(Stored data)

[Begin]

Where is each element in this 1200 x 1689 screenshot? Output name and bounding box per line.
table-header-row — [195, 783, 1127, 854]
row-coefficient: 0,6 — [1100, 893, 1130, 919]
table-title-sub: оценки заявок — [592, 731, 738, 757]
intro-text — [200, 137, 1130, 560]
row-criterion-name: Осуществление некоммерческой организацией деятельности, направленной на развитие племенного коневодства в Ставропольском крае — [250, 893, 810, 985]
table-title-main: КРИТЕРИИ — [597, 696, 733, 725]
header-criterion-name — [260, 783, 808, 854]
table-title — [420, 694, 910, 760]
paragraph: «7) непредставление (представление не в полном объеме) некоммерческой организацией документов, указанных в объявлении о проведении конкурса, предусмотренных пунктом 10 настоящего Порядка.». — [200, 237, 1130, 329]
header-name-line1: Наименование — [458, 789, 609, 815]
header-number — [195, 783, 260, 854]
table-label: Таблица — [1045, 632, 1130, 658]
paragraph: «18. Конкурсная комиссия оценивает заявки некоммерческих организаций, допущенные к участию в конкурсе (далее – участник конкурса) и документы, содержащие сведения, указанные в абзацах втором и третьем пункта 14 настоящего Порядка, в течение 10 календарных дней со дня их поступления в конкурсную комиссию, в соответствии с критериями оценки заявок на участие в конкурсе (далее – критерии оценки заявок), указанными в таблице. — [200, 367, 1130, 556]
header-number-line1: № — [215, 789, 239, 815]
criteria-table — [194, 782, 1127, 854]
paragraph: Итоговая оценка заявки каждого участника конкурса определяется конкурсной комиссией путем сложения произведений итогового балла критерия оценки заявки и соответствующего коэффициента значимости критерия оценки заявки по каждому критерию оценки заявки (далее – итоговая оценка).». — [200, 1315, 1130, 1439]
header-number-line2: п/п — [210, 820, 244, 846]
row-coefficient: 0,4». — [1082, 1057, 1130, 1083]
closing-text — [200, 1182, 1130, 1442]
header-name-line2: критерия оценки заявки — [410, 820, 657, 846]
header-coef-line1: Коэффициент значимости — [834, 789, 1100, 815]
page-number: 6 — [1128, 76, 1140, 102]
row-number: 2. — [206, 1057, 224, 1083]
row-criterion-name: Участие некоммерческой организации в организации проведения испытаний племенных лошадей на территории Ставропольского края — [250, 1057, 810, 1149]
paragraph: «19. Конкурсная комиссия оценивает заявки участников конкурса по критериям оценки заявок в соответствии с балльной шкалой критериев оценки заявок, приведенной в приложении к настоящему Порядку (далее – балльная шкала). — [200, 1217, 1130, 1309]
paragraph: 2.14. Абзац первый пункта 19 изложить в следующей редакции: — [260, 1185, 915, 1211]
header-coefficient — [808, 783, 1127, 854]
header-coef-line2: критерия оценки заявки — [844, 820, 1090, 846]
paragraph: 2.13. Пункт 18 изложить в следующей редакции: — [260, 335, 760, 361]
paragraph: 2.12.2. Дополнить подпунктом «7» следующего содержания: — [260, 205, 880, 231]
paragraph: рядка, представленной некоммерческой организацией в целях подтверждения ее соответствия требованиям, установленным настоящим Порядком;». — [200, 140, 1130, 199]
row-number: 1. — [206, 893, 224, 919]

[End]

_Task goal_
Return every line of the stored items above without changing anything, keeping the original order.

_Full answer_
Where is each element in this 1200 x 1689 screenshot? Output name and bounding box per line.
table-header-row — [195, 783, 1127, 854]
row-coefficient: 0,6 — [1100, 893, 1130, 919]
table-title-sub: оценки заявок — [592, 731, 738, 757]
intro-text — [200, 137, 1130, 560]
row-criterion-name: Осуществление некоммерческой организацией деятельности, направленной на развитие племенного коневодства в Ставропольском крае — [250, 893, 810, 985]
table-title-main: КРИТЕРИИ — [597, 696, 733, 725]
header-criterion-name — [260, 783, 808, 854]
table-title — [420, 694, 910, 760]
paragraph: «7) непредставление (представление не в полном объеме) некоммерческой организацией документов, указанных в объявлении о проведении конкурса, предусмотренных пунктом 10 настоящего Порядка.». — [200, 237, 1130, 329]
header-name-line1: Наименование — [458, 789, 609, 815]
header-number — [195, 783, 260, 854]
table-label: Таблица — [1045, 632, 1130, 658]
paragraph: «18. Конкурсная комиссия оценивает заявки некоммерческих организаций, допущенные к участию в конкурсе (далее – участник конкурса) и документы, содержащие сведения, указанные в абзацах втором и третьем пункта 14 настоящего Порядка, в течение 10 календарных дней со дня их поступления в конкурсную комиссию, в соответствии с критериями оценки заявок на участие в конкурсе (далее – критерии оценки заявок), указанными в таблице. — [200, 367, 1130, 556]
header-number-line1: № — [215, 789, 239, 815]
criteria-table — [194, 782, 1127, 854]
paragraph: Итоговая оценка заявки каждого участника конкурса определяется конкурсной комиссией путем сложения произведений итогового балла критерия оценки заявки и соответствующего коэффициента значимости критерия оценки заявки по каждому критерию оценки заявки (далее – итоговая оценка).». — [200, 1315, 1130, 1439]
header-number-line2: п/п — [210, 820, 244, 846]
row-coefficient: 0,4». — [1082, 1057, 1130, 1083]
closing-text — [200, 1182, 1130, 1442]
header-name-line2: критерия оценки заявки — [410, 820, 657, 846]
header-coef-line1: Коэффициент значимости — [834, 789, 1100, 815]
page-number: 6 — [1128, 76, 1140, 102]
row-number: 2. — [206, 1057, 224, 1083]
row-criterion-name: Участие некоммерческой организации в организации проведения испытаний племенных лошадей на территории Ставропольского края — [250, 1057, 810, 1149]
paragraph: «19. Конкурсная комиссия оценивает заявки участников конкурса по критериям оценки заявок в соответствии с балльной шкалой критериев оценки заявок, приведенной в приложении к настоящему Порядку (далее – балльная шкала). — [200, 1217, 1130, 1309]
paragraph: 2.14. Абзац первый пункта 19 изложить в следующей редакции: — [260, 1185, 915, 1211]
header-coefficient — [808, 783, 1127, 854]
header-coef-line2: критерия оценки заявки — [844, 820, 1090, 846]
paragraph: 2.13. Пункт 18 изложить в следующей редакции: — [260, 335, 760, 361]
paragraph: 2.12.2. Дополнить подпунктом «7» следующего содержания: — [260, 205, 880, 231]
paragraph: рядка, представленной некоммерческой организацией в целях подтверждения ее соответствия требованиям, установленным настоящим Порядком;». — [200, 140, 1130, 199]
row-number: 1. — [206, 893, 224, 919]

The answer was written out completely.